── Input for this task

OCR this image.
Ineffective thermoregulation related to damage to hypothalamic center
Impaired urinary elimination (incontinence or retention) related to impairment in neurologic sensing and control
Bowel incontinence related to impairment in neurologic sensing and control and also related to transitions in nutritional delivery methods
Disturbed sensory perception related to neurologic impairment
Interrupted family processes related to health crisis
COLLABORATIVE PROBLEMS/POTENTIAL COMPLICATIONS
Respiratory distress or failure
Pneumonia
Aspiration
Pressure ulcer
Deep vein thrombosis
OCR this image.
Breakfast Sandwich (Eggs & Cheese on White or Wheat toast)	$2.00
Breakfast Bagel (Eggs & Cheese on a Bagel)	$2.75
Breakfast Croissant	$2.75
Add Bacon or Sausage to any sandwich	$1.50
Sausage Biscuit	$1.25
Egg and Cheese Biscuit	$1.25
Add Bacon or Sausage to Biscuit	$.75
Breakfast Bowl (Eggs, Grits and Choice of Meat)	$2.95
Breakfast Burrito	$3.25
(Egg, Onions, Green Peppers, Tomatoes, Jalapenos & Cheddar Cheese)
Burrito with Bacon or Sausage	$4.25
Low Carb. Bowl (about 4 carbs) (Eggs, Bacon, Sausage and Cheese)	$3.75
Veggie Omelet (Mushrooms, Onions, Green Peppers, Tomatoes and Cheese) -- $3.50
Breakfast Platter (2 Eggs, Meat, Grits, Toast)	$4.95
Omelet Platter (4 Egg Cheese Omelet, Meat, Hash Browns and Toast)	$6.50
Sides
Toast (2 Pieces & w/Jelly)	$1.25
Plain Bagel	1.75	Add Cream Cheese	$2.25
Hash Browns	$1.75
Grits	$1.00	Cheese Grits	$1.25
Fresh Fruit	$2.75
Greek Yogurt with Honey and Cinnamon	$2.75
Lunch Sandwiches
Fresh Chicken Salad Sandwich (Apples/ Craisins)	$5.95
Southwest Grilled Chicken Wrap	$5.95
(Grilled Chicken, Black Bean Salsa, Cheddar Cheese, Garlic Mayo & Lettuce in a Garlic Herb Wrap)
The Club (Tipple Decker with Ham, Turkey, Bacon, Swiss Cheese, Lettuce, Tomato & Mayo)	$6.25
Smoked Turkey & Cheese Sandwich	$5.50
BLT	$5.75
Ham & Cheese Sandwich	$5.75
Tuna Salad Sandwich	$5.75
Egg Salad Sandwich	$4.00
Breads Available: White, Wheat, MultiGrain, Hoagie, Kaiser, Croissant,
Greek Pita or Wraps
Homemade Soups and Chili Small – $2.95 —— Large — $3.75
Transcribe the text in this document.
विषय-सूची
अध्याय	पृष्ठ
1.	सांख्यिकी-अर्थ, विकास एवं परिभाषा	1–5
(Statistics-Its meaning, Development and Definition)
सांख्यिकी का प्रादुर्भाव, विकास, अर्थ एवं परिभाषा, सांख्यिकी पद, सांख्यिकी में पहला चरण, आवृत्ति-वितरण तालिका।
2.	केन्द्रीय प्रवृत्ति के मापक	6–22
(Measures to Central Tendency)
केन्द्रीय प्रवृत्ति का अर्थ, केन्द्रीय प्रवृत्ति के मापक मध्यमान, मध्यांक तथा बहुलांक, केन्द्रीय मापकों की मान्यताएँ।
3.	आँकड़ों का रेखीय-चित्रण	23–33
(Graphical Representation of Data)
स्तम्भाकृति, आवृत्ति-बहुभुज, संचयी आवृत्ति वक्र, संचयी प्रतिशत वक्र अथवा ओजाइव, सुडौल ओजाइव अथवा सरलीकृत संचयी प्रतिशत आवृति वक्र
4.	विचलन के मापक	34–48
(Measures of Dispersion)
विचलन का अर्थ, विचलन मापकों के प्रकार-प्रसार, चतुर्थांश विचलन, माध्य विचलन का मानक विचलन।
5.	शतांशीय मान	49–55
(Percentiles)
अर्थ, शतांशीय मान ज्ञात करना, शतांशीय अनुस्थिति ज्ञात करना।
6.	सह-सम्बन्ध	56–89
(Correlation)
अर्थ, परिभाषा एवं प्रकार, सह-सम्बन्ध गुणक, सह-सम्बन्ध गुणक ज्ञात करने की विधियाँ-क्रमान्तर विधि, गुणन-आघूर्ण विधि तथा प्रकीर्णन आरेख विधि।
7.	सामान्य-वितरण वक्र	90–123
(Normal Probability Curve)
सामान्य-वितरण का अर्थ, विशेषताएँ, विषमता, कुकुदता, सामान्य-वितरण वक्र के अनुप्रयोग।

────

» **What is required**:
Among the lines of the material, find those that hold the word "Bowl" and copy them.

» **Answer in full**:
Breakfast Bowl (Eggs, Grits and Choice of Meat)	$2.95
Low Carb. Bowl (about 4 carbs) (Eggs, Bacon, Sausage and Cheese)	$3.75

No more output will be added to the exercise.